Data excerpts:
************

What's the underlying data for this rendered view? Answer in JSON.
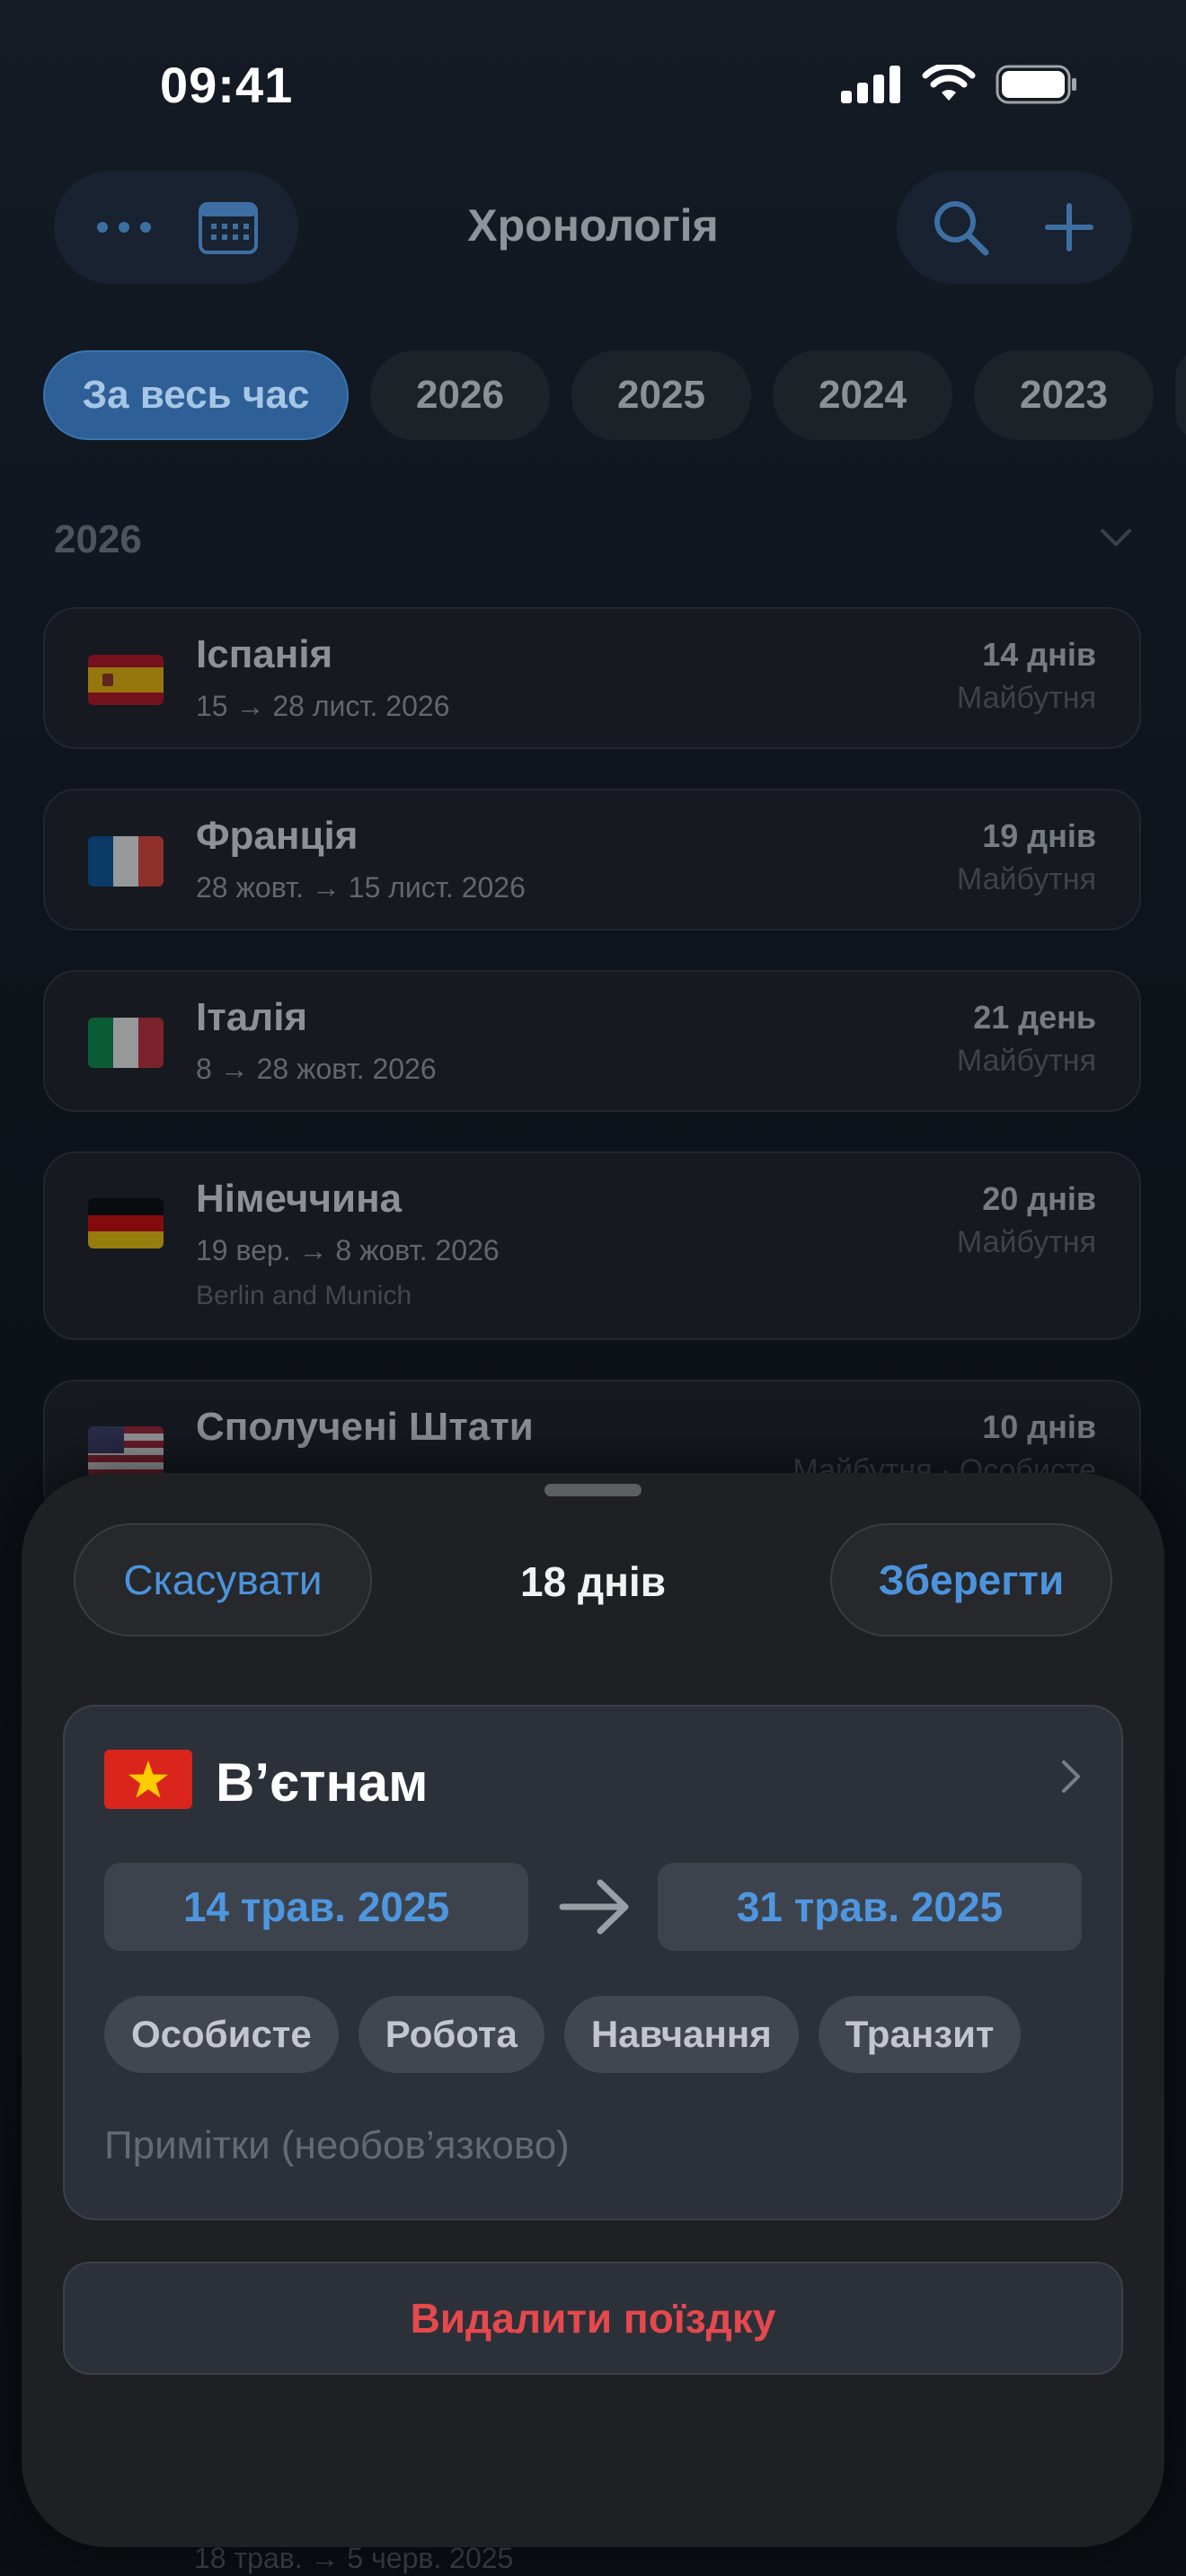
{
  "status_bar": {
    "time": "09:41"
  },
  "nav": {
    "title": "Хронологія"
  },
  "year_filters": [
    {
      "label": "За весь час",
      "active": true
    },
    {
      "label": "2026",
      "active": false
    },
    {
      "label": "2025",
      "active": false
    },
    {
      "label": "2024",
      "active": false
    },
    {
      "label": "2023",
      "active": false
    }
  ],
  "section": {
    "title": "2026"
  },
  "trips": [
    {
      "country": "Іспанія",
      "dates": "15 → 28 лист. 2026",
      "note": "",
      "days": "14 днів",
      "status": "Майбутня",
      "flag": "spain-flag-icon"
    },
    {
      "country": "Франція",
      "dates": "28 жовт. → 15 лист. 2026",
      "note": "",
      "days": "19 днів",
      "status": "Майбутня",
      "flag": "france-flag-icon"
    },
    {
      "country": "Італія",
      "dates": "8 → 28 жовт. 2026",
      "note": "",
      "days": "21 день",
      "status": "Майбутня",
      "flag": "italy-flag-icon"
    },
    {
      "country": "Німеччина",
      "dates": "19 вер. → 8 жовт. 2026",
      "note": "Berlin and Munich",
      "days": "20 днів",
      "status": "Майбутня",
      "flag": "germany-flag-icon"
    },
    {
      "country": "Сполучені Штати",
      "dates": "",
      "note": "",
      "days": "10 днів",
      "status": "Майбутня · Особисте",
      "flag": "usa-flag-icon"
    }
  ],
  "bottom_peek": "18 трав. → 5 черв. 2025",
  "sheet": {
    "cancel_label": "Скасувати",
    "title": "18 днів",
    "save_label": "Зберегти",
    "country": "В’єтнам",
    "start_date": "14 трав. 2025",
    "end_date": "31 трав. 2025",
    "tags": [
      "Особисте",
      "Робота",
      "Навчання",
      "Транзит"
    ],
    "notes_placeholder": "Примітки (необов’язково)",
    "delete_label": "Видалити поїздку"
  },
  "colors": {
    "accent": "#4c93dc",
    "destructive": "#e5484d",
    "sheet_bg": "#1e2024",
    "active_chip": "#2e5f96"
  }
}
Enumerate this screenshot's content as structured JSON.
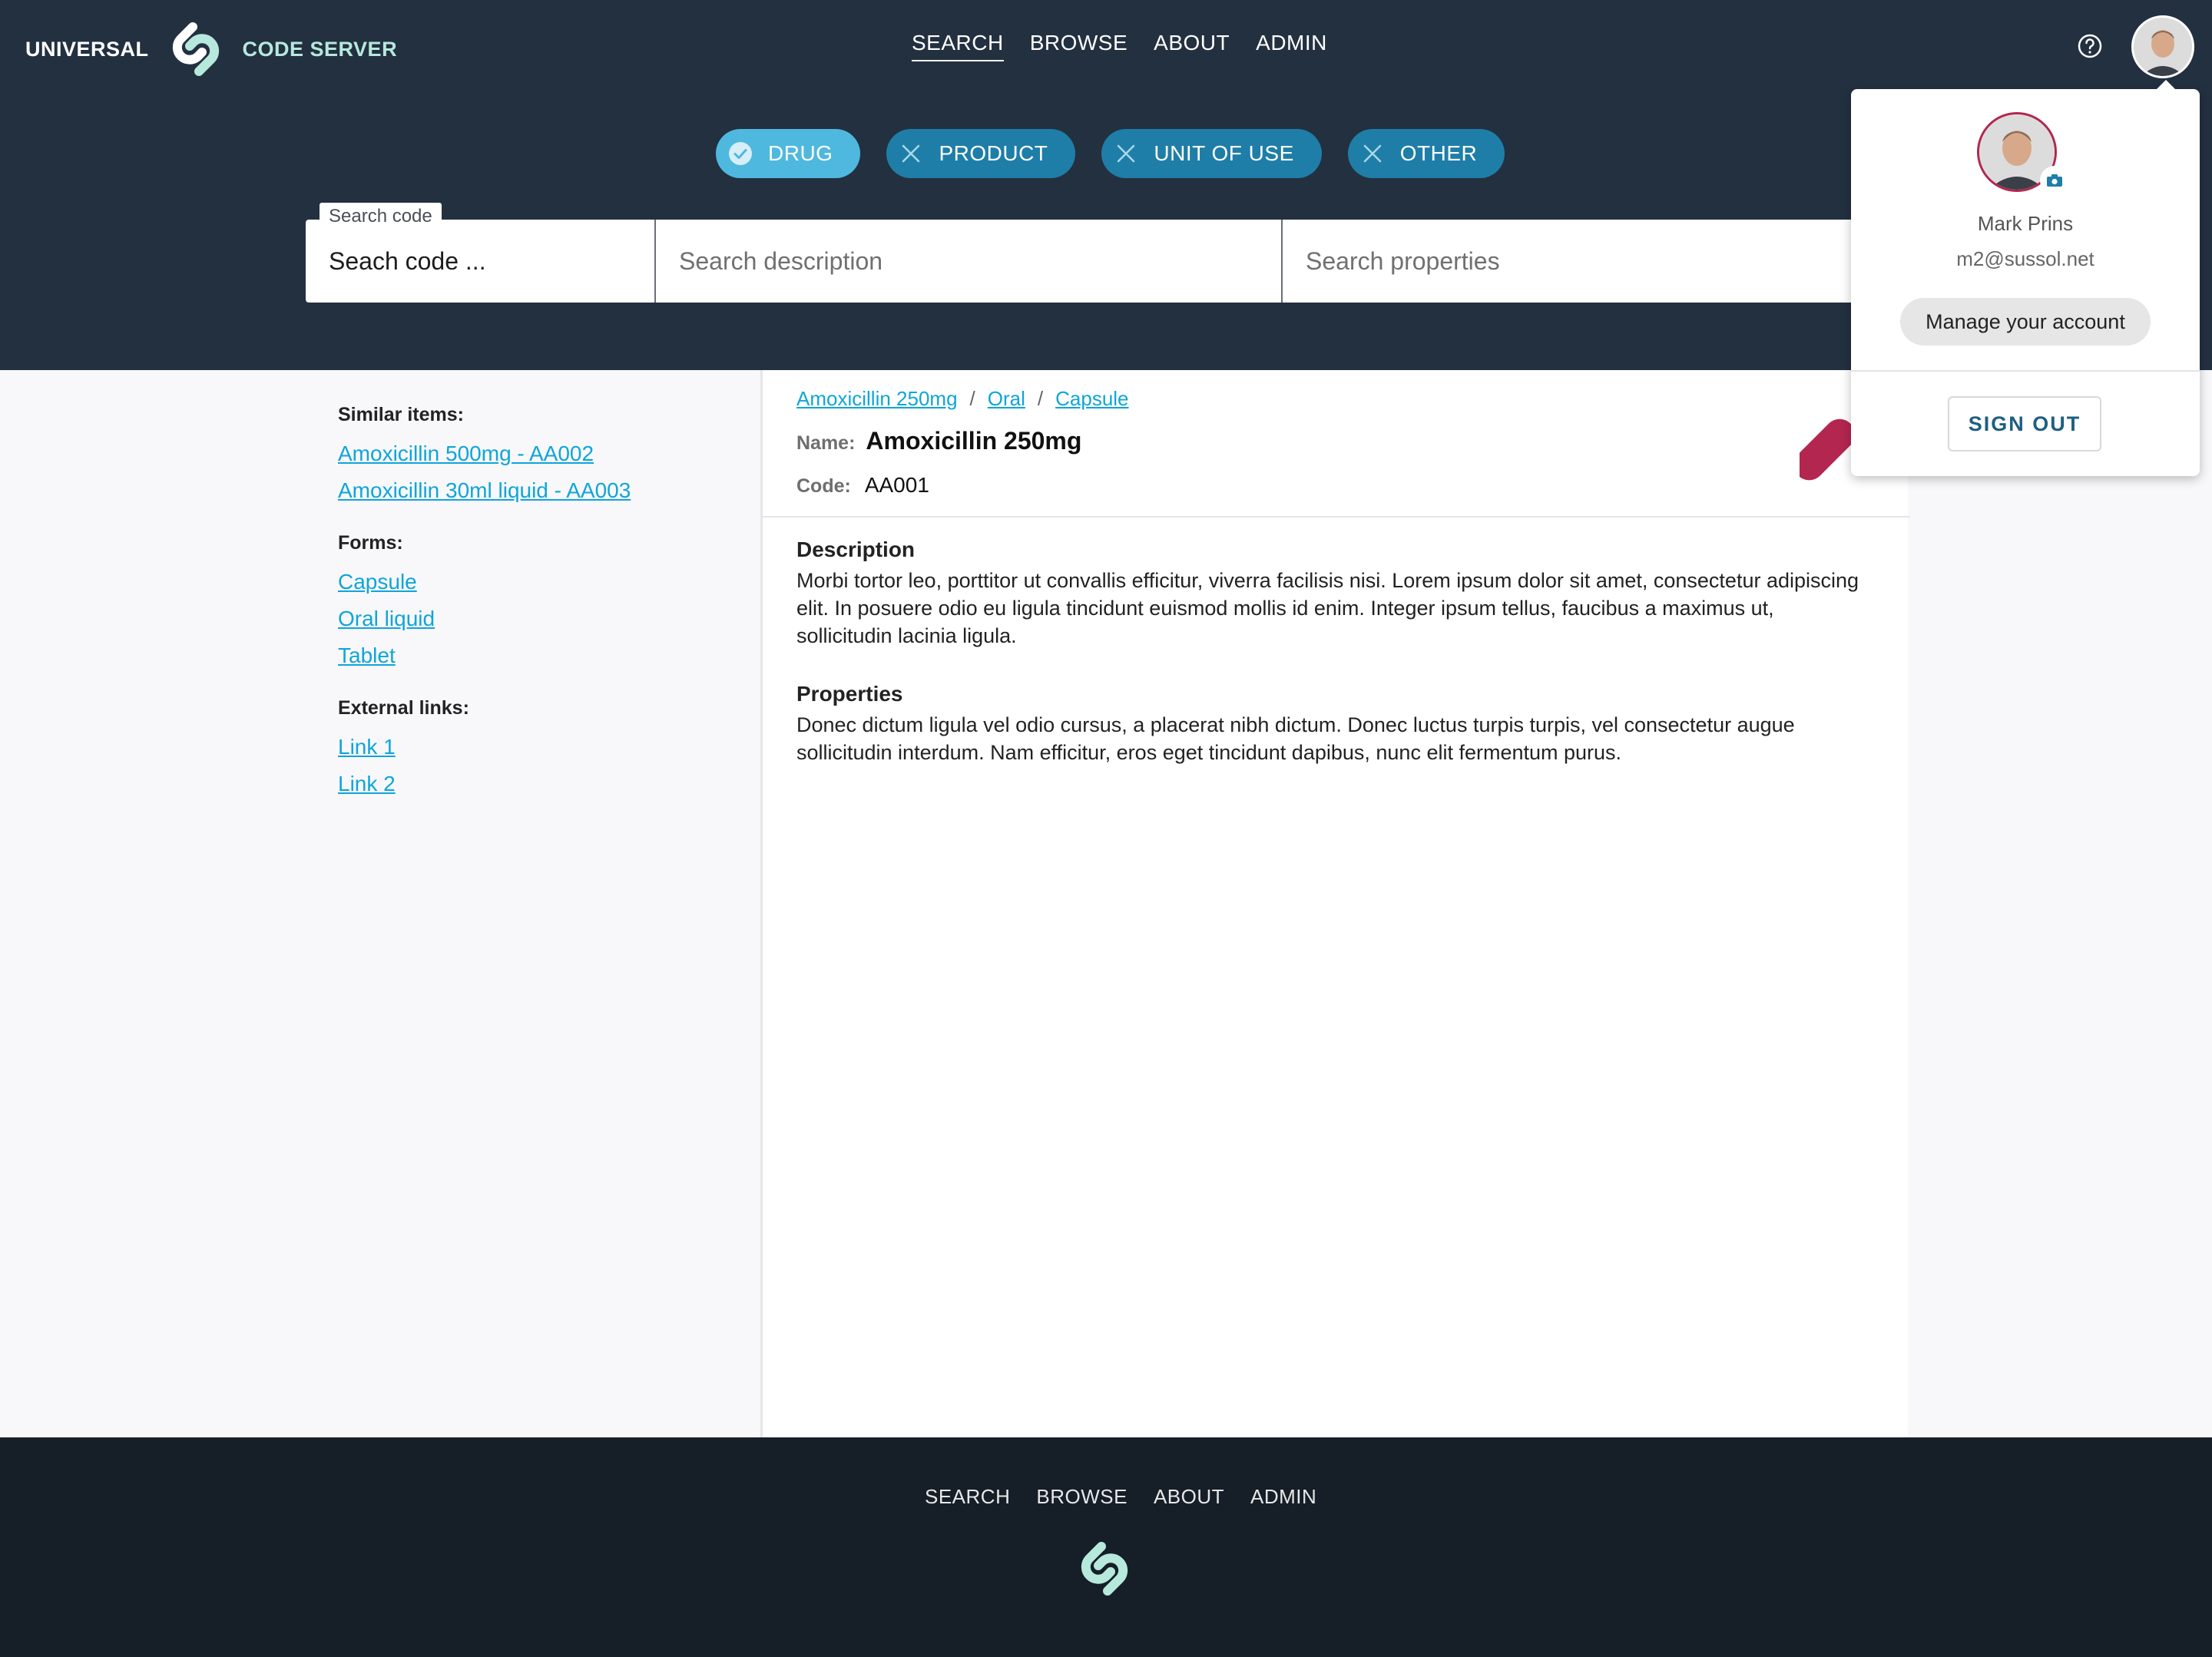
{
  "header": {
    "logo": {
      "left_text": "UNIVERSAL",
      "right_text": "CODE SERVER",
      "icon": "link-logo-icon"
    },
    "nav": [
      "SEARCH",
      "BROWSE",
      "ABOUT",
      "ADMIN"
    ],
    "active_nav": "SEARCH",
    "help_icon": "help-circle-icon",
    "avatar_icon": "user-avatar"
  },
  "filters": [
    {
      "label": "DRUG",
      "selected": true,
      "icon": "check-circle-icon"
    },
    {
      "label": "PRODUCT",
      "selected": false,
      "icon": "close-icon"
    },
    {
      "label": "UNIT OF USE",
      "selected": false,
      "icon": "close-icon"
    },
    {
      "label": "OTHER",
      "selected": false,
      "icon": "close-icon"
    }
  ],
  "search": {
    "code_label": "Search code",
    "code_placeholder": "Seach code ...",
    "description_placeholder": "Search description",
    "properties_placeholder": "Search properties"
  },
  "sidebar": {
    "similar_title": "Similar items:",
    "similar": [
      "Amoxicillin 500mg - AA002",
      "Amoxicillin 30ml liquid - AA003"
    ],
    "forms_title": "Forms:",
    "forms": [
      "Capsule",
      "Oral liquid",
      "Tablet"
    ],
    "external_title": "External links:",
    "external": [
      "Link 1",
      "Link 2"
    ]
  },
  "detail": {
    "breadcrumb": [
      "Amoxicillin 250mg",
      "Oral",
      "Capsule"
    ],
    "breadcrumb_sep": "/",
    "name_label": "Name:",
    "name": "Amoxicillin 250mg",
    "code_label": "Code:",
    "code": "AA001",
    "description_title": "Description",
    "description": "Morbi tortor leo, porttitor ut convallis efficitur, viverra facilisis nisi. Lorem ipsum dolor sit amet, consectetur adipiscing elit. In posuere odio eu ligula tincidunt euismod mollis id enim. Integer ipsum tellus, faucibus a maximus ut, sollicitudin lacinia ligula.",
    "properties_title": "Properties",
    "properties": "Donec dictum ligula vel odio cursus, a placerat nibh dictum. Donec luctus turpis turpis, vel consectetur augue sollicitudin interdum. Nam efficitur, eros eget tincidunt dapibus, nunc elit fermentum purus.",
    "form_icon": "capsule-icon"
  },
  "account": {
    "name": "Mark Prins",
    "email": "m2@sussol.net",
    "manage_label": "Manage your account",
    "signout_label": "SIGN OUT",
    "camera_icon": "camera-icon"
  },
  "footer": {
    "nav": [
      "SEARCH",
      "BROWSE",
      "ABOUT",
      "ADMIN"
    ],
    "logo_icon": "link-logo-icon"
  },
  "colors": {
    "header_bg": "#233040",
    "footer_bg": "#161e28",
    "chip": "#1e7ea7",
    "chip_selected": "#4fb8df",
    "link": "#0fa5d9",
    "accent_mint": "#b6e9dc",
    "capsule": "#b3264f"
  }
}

************

■ **What the task asks**
Omit pictures; set down the rest of the material word for word.

■ **Expected answer**
What's the underlying data for this rendered view? Answer in JSON.
{
  "status_bar": {
    "time": "09:41"
  },
  "nav": {
    "title": "Хронологія"
  },
  "year_filters": [
    {
      "label": "За весь час",
      "active": true
    },
    {
      "label": "2026",
      "active": false
    },
    {
      "label": "2025",
      "active": false
    },
    {
      "label": "2024",
      "active": false
    },
    {
      "label": "2023",
      "active": false
    }
  ],
  "section": {
    "title": "2026"
  },
  "trips": [
    {
      "country": "Іспанія",
      "dates": "15 → 28 лист. 2026",
      "note": "",
      "days": "14 днів",
      "status": "Майбутня",
      "flag": "spain-flag-icon"
    },
    {
      "country": "Франція",
      "dates": "28 жовт. → 15 лист. 2026",
      "note": "",
      "days": "19 днів",
      "status": "Майбутня",
      "flag": "france-flag-icon"
    },
    {
      "country": "Італія",
      "dates": "8 → 28 жовт. 2026",
      "note": "",
      "days": "21 день",
      "status": "Майбутня",
      "flag": "italy-flag-icon"
    },
    {
      "country": "Німеччина",
      "dates": "19 вер. → 8 жовт. 2026",
      "note": "Berlin and Munich",
      "days": "20 днів",
      "status": "Майбутня",
      "flag": "germany-flag-icon"
    },
    {
      "country": "Сполучені Штати",
      "dates": "",
      "note": "",
      "days": "10 днів",
      "status": "Майбутня · Особисте",
      "flag": "usa-flag-icon"
    }
  ],
  "bottom_peek": "18 трав. → 5 черв. 2025",
  "sheet": {
    "cancel_label": "Скасувати",
    "title": "18 днів",
    "save_label": "Зберегти",
    "country": "В’єтнам",
    "start_date": "14 трав. 2025",
    "end_date": "31 трав. 2025",
    "tags": [
      "Особисте",
      "Робота",
      "Навчання",
      "Транзит"
    ],
    "notes_placeholder": "Примітки (необов’язково)",
    "delete_label": "Видалити поїздку"
  },
  "colors": {
    "accent": "#4c93dc",
    "destructive": "#e5484d",
    "sheet_bg": "#1e2024",
    "active_chip": "#2e5f96"
  }
}
Enumerate this screenshot's content as structured JSON.
{
  "header": {
    "logo": {
      "left_text": "UNIVERSAL",
      "right_text": "CODE SERVER",
      "icon": "link-logo-icon"
    },
    "nav": [
      "SEARCH",
      "BROWSE",
      "ABOUT",
      "ADMIN"
    ],
    "active_nav": "SEARCH",
    "help_icon": "help-circle-icon",
    "avatar_icon": "user-avatar"
  },
  "filters": [
    {
      "label": "DRUG",
      "selected": true,
      "icon": "check-circle-icon"
    },
    {
      "label": "PRODUCT",
      "selected": false,
      "icon": "close-icon"
    },
    {
      "label": "UNIT OF USE",
      "selected": false,
      "icon": "close-icon"
    },
    {
      "label": "OTHER",
      "selected": false,
      "icon": "close-icon"
    }
  ],
  "search": {
    "code_label": "Search code",
    "code_placeholder": "Seach code ...",
    "description_placeholder": "Search description",
    "properties_placeholder": "Search properties"
  },
  "sidebar": {
    "similar_title": "Similar items:",
    "similar": [
      "Amoxicillin 500mg - AA002",
      "Amoxicillin 30ml liquid - AA003"
    ],
    "forms_title": "Forms:",
    "forms": [
      "Capsule",
      "Oral liquid",
      "Tablet"
    ],
    "external_title": "External links:",
    "external": [
      "Link 1",
      "Link 2"
    ]
  },
  "detail": {
    "breadcrumb": [
      "Amoxicillin 250mg",
      "Oral",
      "Capsule"
    ],
    "breadcrumb_sep": "/",
    "name_label": "Name:",
    "name": "Amoxicillin 250mg",
    "code_label": "Code:",
    "code": "AA001",
    "description_title": "Description",
    "description": "Morbi tortor leo, porttitor ut convallis efficitur, viverra facilisis nisi. Lorem ipsum dolor sit amet, consectetur adipiscing elit. In posuere odio eu ligula tincidunt euismod mollis id enim. Integer ipsum tellus, faucibus a maximus ut, sollicitudin lacinia ligula.",
    "properties_title": "Properties",
    "properties": "Donec dictum ligula vel odio cursus, a placerat nibh dictum. Donec luctus turpis turpis, vel consectetur augue sollicitudin interdum. Nam efficitur, eros eget tincidunt dapibus, nunc elit fermentum purus.",
    "form_icon": "capsule-icon"
  },
  "account": {
    "name": "Mark Prins",
    "email": "m2@sussol.net",
    "manage_label": "Manage your account",
    "signout_label": "SIGN OUT",
    "camera_icon": "camera-icon"
  },
  "footer": {
    "nav": [
      "SEARCH",
      "BROWSE",
      "ABOUT",
      "ADMIN"
    ],
    "logo_icon": "link-logo-icon"
  },
  "colors": {
    "header_bg": "#233040",
    "footer_bg": "#161e28",
    "chip": "#1e7ea7",
    "chip_selected": "#4fb8df",
    "link": "#0fa5d9",
    "accent_mint": "#b6e9dc",
    "capsule": "#b3264f"
  }
}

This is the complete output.